(Page transcription entries)
::::::

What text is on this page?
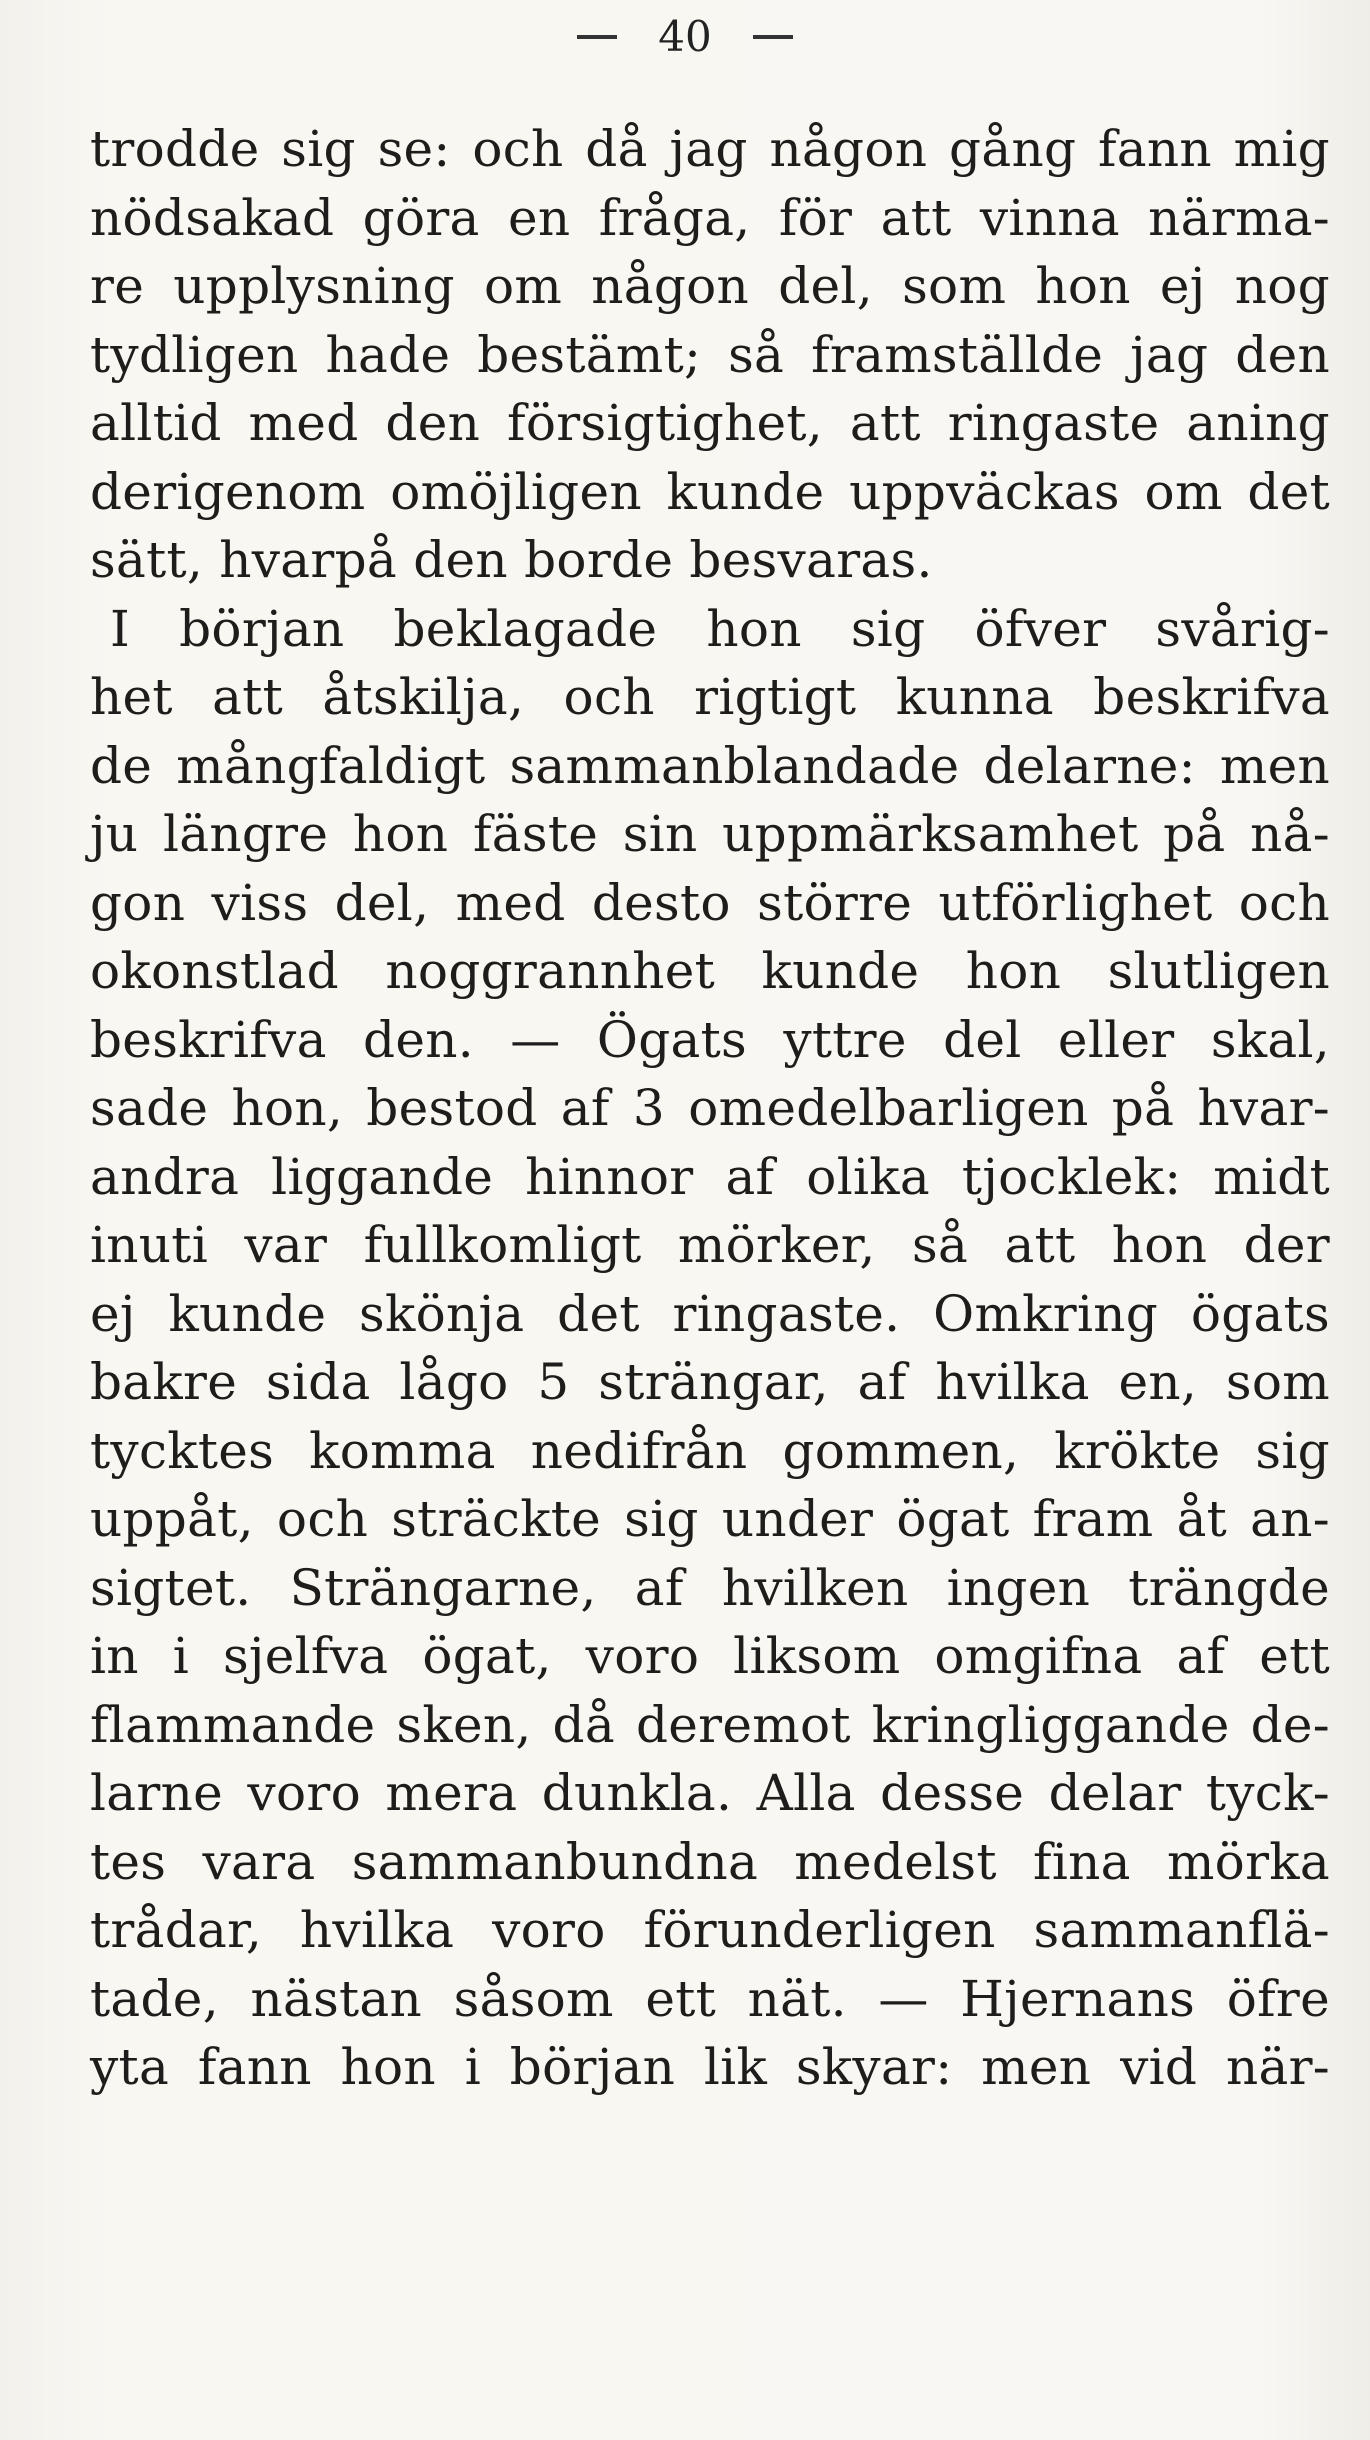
40
trodde sig se: och då jag någon gång fann mig
nödsakad göra en fråga, för att vinna närma-
re upplysning om någon del, som hon ej nog
tydligen hade bestämt; så framställde jag den
alltid med den försigtighet, att ringaste aning
derigenom omöjligen kunde uppväckas om det
sätt, hvarpå den borde besvaras.
I början beklagade hon sig öfver svårig-
het att åtskilja, och rigtigt kunna beskrifva
de mångfaldigt sammanblandade delarne: men
ju längre hon fäste sin uppmärksamhet på nå-
gon viss del, med desto större utförlighet och
okonstlad noggrannhet kunde hon slutligen
beskrifva den. — Ögats yttre del eller skal,
sade hon, bestod af 3 omedelbarligen på hvar-
andra liggande hinnor af olika tjocklek: midt
inuti var fullkomligt mörker, så att hon der
ej kunde skönja det ringaste. Omkring ögats
bakre sida lågo 5 strängar, af hvilka en, som
tycktes komma nedifrån gommen, krökte sig
uppåt, och sträckte sig under ögat fram åt an-
sigtet. Strängarne, af hvilken ingen trängde
in i sjelfva ögat, voro liksom omgifna af ett
flammande sken, då deremot kringliggande de-
larne voro mera dunkla. Alla desse delar tyck-
tes vara sammanbundna medelst fina mörka
trådar, hvilka voro förunderligen sammanflä-
tade, nästan såsom ett nät. — Hjernans öfre
yta fann hon i början lik skyar: men vid när-
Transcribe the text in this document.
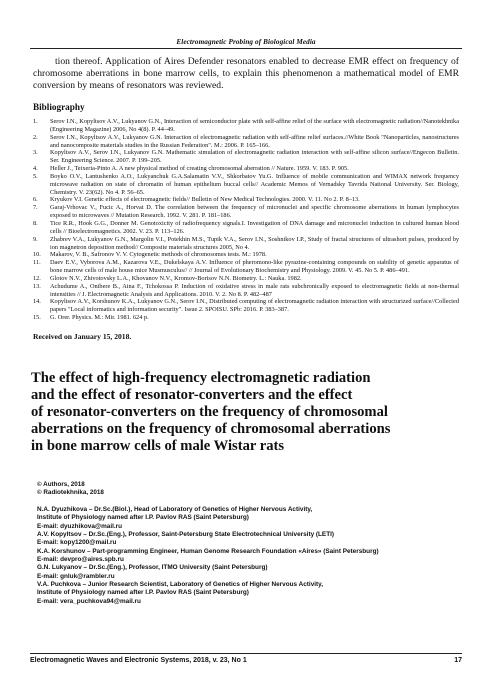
Electromagnetic Probing of Biological Media

tion thereof. Application of Aires Defender resonators enabled to decrease EMR effect on frequency of chromosome aberrations in bone marrow cells, to explain this phenomenon a mathematical model of EMR conversion by means of resonators was reviewed.

Bibliography
1. Serov I.N., Kopyltsov A.V., Lukyanov G.N., Interaction of semiconductor plate with self-affine relief of the surface with electromagnetic radiation//Nanotekhnika (Engineering Magazine) 2006, No 4(8). P. 44–49.
2. Serov I.N., Kopyltsov A.V., Lukyanov G.N. Interaction of electromagnetic radiation with self-affine relief surfaces.//White Book "Nanoparticles, nanostructures and nanocomposite materials studies in the Russian Federation". M.: 2006. P. 165–166.
3. Kopyltsov A.V., Serov I.N., Lukyanov G.N. Mathematic simulation of electromagnetic radiation interaction with self-affine silicon surface//Engecon Bulletin. Ser. Engineering Science. 2007. P. 199–205.
4. Heller J., Teixeria-Pinto A. A new physical method of creating chromosomal aberration // Nature. 1959. V. 183. P. 905.
5. Boyko O.V., Lantushenko A.O., Lukyanchuk G.A.Salamatin V.V., Shkorbatov Yu.G. Influence of mobile communication and WIMAX network frequency microwave radiation on state of chromatin of human epithelium buccal cells// Academic Memos of Vernadsky Tavrida National University. Ser. Biology, Chemistry. V. 23(62). No 4. P. 56–65.
6. Kryukov V.I. Genetic effects of electromagnetic fields// Bulletin of New Medical Technologies. 2000. V. 11. No 2. P. 8–13.
7. Garaj-Vrhovac V., Fucic A., Horvat D. The correlation between the frequency of micronuclei and specific chromosome aberrations in human lymphocytes exposed to microwaves // Mutation Research. 1992. V. 281. P. 181–186.
8. Tice R.R., Hook G.G., Donner M. Genotoxicity of radiofrequency signals.I. Investigation of DNA damage and micronuclei induction in cultured human blood cells // Bioelectromagnetics. 2002. V. 23. P. 113–126.
9. Zhabrev V.A., Lukyanov G.N., Margolin V.I., Potekhin M.S., Tupik V.A., Serov I.N., Soshnikov I.P., Study of fractal structures of ultrashort pulses, produced by ion magnetron deposition method// Composite materials structures 2005, No 4.
10. Makarov, V. B., Safronov V. V. Cytogenetic methods of chromosomes tests. M.: 1978.
11. Daev E.V., Vyborova A.M., Kazarova V.E., Dukelskaya A.V. Influence of pheromono-like pyrazine-containing compounds on stability of genetic apparatus of bone marrow cells of male house mice Musmusculus// // Journal of Evolutionary Biochemistry and Physiology. 2009. V. 45. No 5. P. 486–491.
12. Glotov N.V., Zhivotovsky L.A., Khovanov N.V., Kromov-Borisov N.N. Biometry. L.: Nauka. 1982.
13. Achudume A., Onibere B., Aina F., Tchokossa P. Induction of oxidative stress in male rats subchronically exposed to electromagnetic fields at non-thermal intensities // J. Electromagnetic Analysis and Applications. 2010. V. 2. No 8. P. 482–487
14. Kopyltsov A.V., Korshunov K.A., Lukyanov G.N., Serov I.N., Distributed computing of electromagnetic radiation interaction with structurized surface//Collected papers "Local informatics and information security". Issue 2. SPOISU. SPb: 2016. P. 383–387.
15. G. Orer. Physics. M.: Mir. 1981. 624 p.
Received on January 15, 2018.
The effect of high-frequency electromagnetic radiation
and the effect of resonator-converters and the effect
of resonator-converters on the frequency of chromosomal
aberrations on the frequency of chromosomal aberrations
in bone marrow cells of male Wistar rats
© Authors, 2018
© Radiotekhnika, 2018
N.A. Dyuzhikova – Dr.Sc.(Biol.), Head of Laboratory of Genetics of Higher Nervous Activity,
Institute of Physiology named after I.P. Pavlov RAS (Saint Petersburg)
E-mail: dyuzhikova@mail.ru
A.V. Kopyltsov – Dr.Sc.(Eng.), Professor, Saint-Petersburg State Electrotechnical University (LETI)
E-mail: kopy1200@mail.ru
K.A. Korshunov – Part-programming Engineer, Human Genome Research Foundation «Aires» (Saint Petersburg)
E-mail: devpro@aires.spb.ru
G.N. Lukyanov – Dr.Sc.(Eng.), Professor, ITMO University (Saint Petersburg)
E-mail: gnluk@rambler.ru
V.A. Puchkova – Junior Research Scientist, Laboratory of Genetics of Higher Nervous Activity,
Institute of Physiology named after I.P. Pavlov RAS (Saint Petersburg)
E-mail: vera_puchkova94@mail.ru
Electromagnetic Waves and Electronic Systems, 2018, v. 23, No 1	17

::::::

Look through the records for the string "voro". Copy every line that has it.

_Result for this exercise_
in i sjelfva ögat, voro liksom omgifna af ett
larne voro mera dunkla. Alla desse delar tyck-
trådar, hvilka voro förunderligen sammanflä-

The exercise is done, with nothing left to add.